PROMPT :: Output all records precisely as written.

(Dataset rows about figures)

§ §

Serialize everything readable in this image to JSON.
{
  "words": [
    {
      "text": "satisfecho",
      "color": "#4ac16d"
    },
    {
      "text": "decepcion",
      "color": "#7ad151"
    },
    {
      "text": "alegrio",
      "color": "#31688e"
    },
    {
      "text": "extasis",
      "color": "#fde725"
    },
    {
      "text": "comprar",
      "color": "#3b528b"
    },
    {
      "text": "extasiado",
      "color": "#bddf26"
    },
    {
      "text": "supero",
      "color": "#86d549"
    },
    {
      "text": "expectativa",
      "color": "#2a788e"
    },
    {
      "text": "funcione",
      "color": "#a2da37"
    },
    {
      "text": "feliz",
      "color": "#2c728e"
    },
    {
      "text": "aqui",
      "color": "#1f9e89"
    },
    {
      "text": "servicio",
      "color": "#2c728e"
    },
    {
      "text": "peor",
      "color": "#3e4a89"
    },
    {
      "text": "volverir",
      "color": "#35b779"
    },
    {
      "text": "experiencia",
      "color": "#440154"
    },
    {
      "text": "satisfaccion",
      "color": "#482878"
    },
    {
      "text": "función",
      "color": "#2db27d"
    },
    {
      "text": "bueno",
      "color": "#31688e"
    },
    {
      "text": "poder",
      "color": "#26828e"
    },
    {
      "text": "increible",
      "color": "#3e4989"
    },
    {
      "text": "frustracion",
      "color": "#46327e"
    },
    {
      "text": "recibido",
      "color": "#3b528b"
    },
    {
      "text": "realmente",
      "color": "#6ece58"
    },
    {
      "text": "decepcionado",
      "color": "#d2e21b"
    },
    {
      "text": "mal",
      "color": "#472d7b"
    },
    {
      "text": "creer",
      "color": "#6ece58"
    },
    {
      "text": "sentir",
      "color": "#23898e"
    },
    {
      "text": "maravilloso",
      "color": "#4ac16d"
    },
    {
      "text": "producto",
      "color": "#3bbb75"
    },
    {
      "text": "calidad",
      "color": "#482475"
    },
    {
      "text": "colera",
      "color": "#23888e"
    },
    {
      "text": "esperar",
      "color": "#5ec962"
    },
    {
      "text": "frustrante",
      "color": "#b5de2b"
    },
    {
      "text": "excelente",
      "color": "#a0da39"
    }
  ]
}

§ §

SOLUTION ::
Serialize everything readable in this image to JSON.
{
  "words": [
    {
      "text": "satisfecho",
      "color": "#4ac16d"
    },
    {
      "text": "decepcion",
      "color": "#7ad151"
    },
    {
      "text": "alegrio",
      "color": "#31688e"
    },
    {
      "text": "extasis",
      "color": "#fde725"
    },
    {
      "text": "comprar",
      "color": "#3b528b"
    },
    {
      "text": "extasiado",
      "color": "#bddf26"
    },
    {
      "text": "supero",
      "color": "#86d549"
    },
    {
      "text": "expectativa",
      "color": "#2a788e"
    },
    {
      "text": "funcione",
      "color": "#a2da37"
    },
    {
      "text": "feliz",
      "color": "#2c728e"
    },
    {
      "text": "aqui",
      "color": "#1f9e89"
    },
    {
      "text": "servicio",
      "color": "#2c728e"
    },
    {
      "text": "peor",
      "color": "#3e4a89"
    },
    {
      "text": "volverir",
      "color": "#35b779"
    },
    {
      "text": "experiencia",
      "color": "#440154"
    },
    {
      "text": "satisfaccion",
      "color": "#482878"
    },
    {
      "text": "función",
      "color": "#2db27d"
    },
    {
      "text": "bueno",
      "color": "#31688e"
    },
    {
      "text": "poder",
      "color": "#26828e"
    },
    {
      "text": "increible",
      "color": "#3e4989"
    },
    {
      "text": "frustracion",
      "color": "#46327e"
    },
    {
      "text": "recibido",
      "color": "#3b528b"
    },
    {
      "text": "realmente",
      "color": "#6ece58"
    },
    {
      "text": "decepcionado",
      "color": "#d2e21b"
    },
    {
      "text": "mal",
      "color": "#472d7b"
    },
    {
      "text": "creer",
      "color": "#6ece58"
    },
    {
      "text": "sentir",
      "color": "#23898e"
    },
    {
      "text": "maravilloso",
      "color": "#4ac16d"
    },
    {
      "text": "producto",
      "color": "#3bbb75"
    },
    {
      "text": "calidad",
      "color": "#482475"
    },
    {
      "text": "colera",
      "color": "#23888e"
    },
    {
      "text": "esperar",
      "color": "#5ec962"
    },
    {
      "text": "frustrante",
      "color": "#b5de2b"
    },
    {
      "text": "excelente",
      "color": "#a0da39"
    }
  ]
}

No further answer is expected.